[Data listing]
------------------------------------
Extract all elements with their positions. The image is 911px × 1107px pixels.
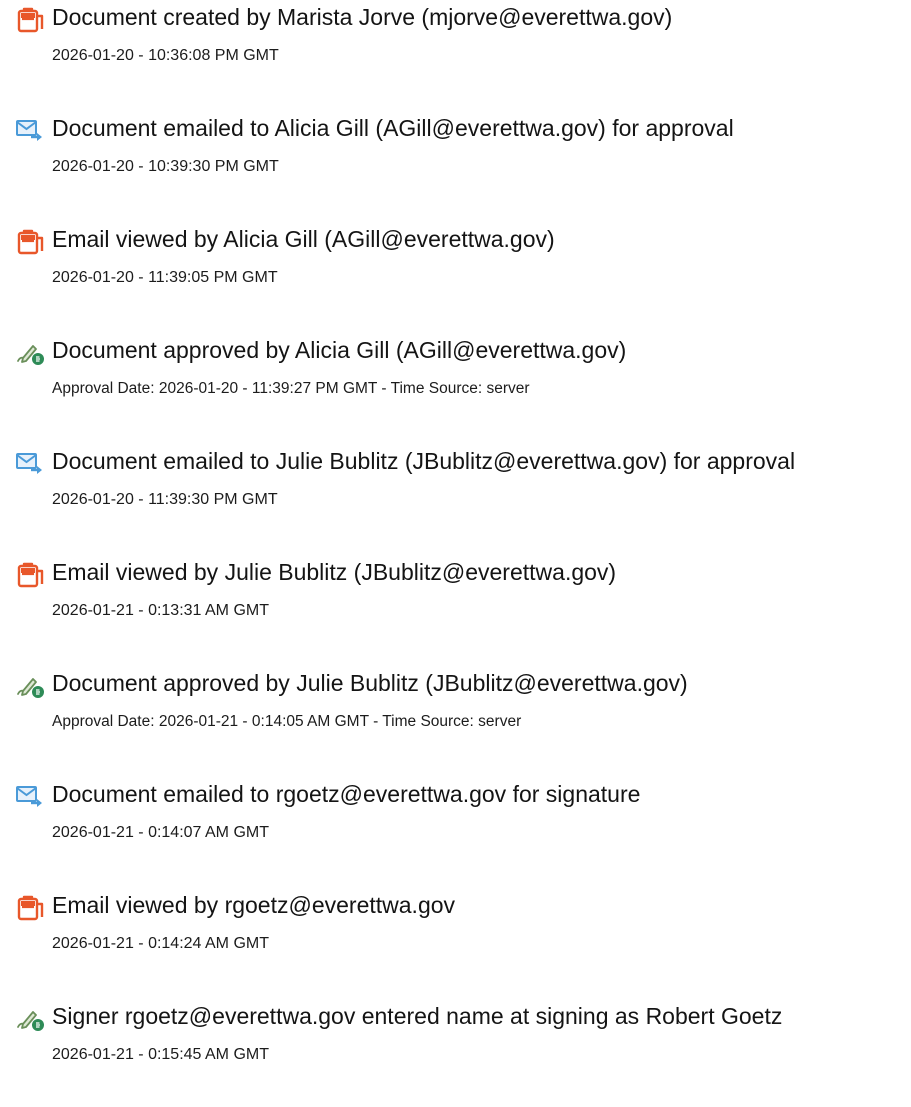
email-sent-icon	[15, 118, 45, 144]
signature-pen-icon	[15, 1006, 45, 1032]
audit-history-list: Document created by Marista Jorve (mjorv…	[0, 0, 911, 1107]
audit-event: Signer rgoetz@everettwa.gov entered name…	[0, 999, 911, 1089]
audit-event: Email viewed by rgoetz@everettwa.gov 202…	[0, 888, 911, 978]
event-approval-date: Approval Date: 2026-01-21 - 0:14:05 AM G…	[52, 713, 522, 730]
event-title: Document emailed to rgoetz@everettwa.gov…	[52, 781, 641, 807]
event-title: Document emailed to Julie Bublitz (JBubl…	[52, 448, 796, 474]
event-title: Email viewed by rgoetz@everettwa.gov	[52, 892, 456, 918]
signature-pen-icon	[15, 673, 45, 699]
audit-event: Document created by Marista Jorve (mjorv…	[0, 0, 911, 90]
event-timestamp: 2026-01-20 - 11:39:30 PM GMT	[52, 491, 278, 508]
event-timestamp: 2026-01-20 - 10:36:08 PM GMT	[52, 47, 279, 64]
event-timestamp: 2026-01-20 - 11:39:05 PM GMT	[52, 269, 278, 286]
audit-event: Email viewed by Julie Bublitz (JBublitz@…	[0, 555, 911, 645]
audit-event: Document emailed to Julie Bublitz (JBubl…	[0, 444, 911, 534]
event-approval-date: Approval Date: 2026-01-20 - 11:39:27 PM …	[52, 380, 530, 397]
event-title: Email viewed by Alicia Gill (AGill@evere…	[52, 226, 555, 252]
event-timestamp: 2026-01-21 - 0:13:31 AM GMT	[52, 602, 269, 619]
email-sent-icon	[15, 451, 45, 477]
email-sent-icon	[15, 784, 45, 810]
event-title: Document emailed to Alicia Gill (AGill@e…	[52, 115, 734, 141]
audit-event: Email viewed by Alicia Gill (AGill@evere…	[0, 222, 911, 312]
document-icon	[15, 229, 45, 255]
document-icon	[15, 7, 45, 33]
event-title: Signer rgoetz@everettwa.gov entered name…	[52, 1003, 783, 1029]
event-timestamp: 2026-01-21 - 0:15:45 AM GMT	[52, 1046, 269, 1063]
audit-event: Document emailed to Alicia Gill (AGill@e…	[0, 111, 911, 201]
document-icon	[15, 562, 45, 588]
event-title: Document approved by Alicia Gill (AGill@…	[52, 337, 627, 363]
document-icon	[15, 895, 45, 921]
event-timestamp: 2026-01-21 - 0:14:07 AM GMT	[52, 824, 269, 841]
audit-event: Document emailed to rgoetz@everettwa.gov…	[0, 777, 911, 867]
audit-event: Document approved by Alicia Gill (AGill@…	[0, 333, 911, 423]
event-timestamp: 2026-01-20 - 10:39:30 PM GMT	[52, 158, 279, 175]
audit-event: Document approved by Julie Bublitz (JBub…	[0, 666, 911, 756]
signature-pen-icon	[15, 340, 45, 366]
event-title: Document approved by Julie Bublitz (JBub…	[52, 670, 688, 696]
event-title: Document created by Marista Jorve (mjorv…	[52, 4, 673, 30]
event-timestamp: 2026-01-21 - 0:14:24 AM GMT	[52, 935, 269, 952]
event-title: Email viewed by Julie Bublitz (JBublitz@…	[52, 559, 617, 585]
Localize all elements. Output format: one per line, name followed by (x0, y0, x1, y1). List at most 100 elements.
------------------------------------
* **Given exercise**
Copy out these lines word for word, leaving out the pictures.

* **The output**
Extract all elements with their positions. The image is 911px × 1107px pixels.
email-sent-icon	[15, 118, 45, 144]
signature-pen-icon	[15, 1006, 45, 1032]
audit-history-list: Document created by Marista Jorve (mjorv…	[0, 0, 911, 1107]
audit-event: Signer rgoetz@everettwa.gov entered name…	[0, 999, 911, 1089]
audit-event: Email viewed by rgoetz@everettwa.gov 202…	[0, 888, 911, 978]
event-approval-date: Approval Date: 2026-01-21 - 0:14:05 AM G…	[52, 713, 522, 730]
event-title: Document emailed to rgoetz@everettwa.gov…	[52, 781, 641, 807]
event-title: Document emailed to Julie Bublitz (JBubl…	[52, 448, 796, 474]
event-title: Email viewed by rgoetz@everettwa.gov	[52, 892, 456, 918]
signature-pen-icon	[15, 673, 45, 699]
audit-event: Document created by Marista Jorve (mjorv…	[0, 0, 911, 90]
event-timestamp: 2026-01-20 - 11:39:30 PM GMT	[52, 491, 278, 508]
event-timestamp: 2026-01-20 - 10:36:08 PM GMT	[52, 47, 279, 64]
event-timestamp: 2026-01-20 - 11:39:05 PM GMT	[52, 269, 278, 286]
audit-event: Email viewed by Julie Bublitz (JBublitz@…	[0, 555, 911, 645]
audit-event: Document emailed to Julie Bublitz (JBubl…	[0, 444, 911, 534]
event-approval-date: Approval Date: 2026-01-20 - 11:39:27 PM …	[52, 380, 530, 397]
event-title: Email viewed by Alicia Gill (AGill@evere…	[52, 226, 555, 252]
event-timestamp: 2026-01-21 - 0:13:31 AM GMT	[52, 602, 269, 619]
email-sent-icon	[15, 451, 45, 477]
email-sent-icon	[15, 784, 45, 810]
event-title: Document emailed to Alicia Gill (AGill@e…	[52, 115, 734, 141]
audit-event: Email viewed by Alicia Gill (AGill@evere…	[0, 222, 911, 312]
document-icon	[15, 229, 45, 255]
document-icon	[15, 7, 45, 33]
event-title: Signer rgoetz@everettwa.gov entered name…	[52, 1003, 783, 1029]
event-timestamp: 2026-01-21 - 0:15:45 AM GMT	[52, 1046, 269, 1063]
audit-event: Document emailed to Alicia Gill (AGill@e…	[0, 111, 911, 201]
document-icon	[15, 562, 45, 588]
event-title: Document approved by Alicia Gill (AGill@…	[52, 337, 627, 363]
document-icon	[15, 895, 45, 921]
event-timestamp: 2026-01-21 - 0:14:07 AM GMT	[52, 824, 269, 841]
audit-event: Document emailed to rgoetz@everettwa.gov…	[0, 777, 911, 867]
audit-event: Document approved by Alicia Gill (AGill@…	[0, 333, 911, 423]
event-timestamp: 2026-01-20 - 10:39:30 PM GMT	[52, 158, 279, 175]
audit-event: Document approved by Julie Bublitz (JBub…	[0, 666, 911, 756]
signature-pen-icon	[15, 340, 45, 366]
event-title: Document approved by Julie Bublitz (JBub…	[52, 670, 688, 696]
event-title: Document created by Marista Jorve (mjorv…	[52, 4, 673, 30]
event-timestamp: 2026-01-21 - 0:14:24 AM GMT	[52, 935, 269, 952]
event-title: Email viewed by Julie Bublitz (JBublitz@…	[52, 559, 617, 585]
Localize all elements. Output format: one per line, name followed by (x0, y0, x1, y1). List at most 100 elements.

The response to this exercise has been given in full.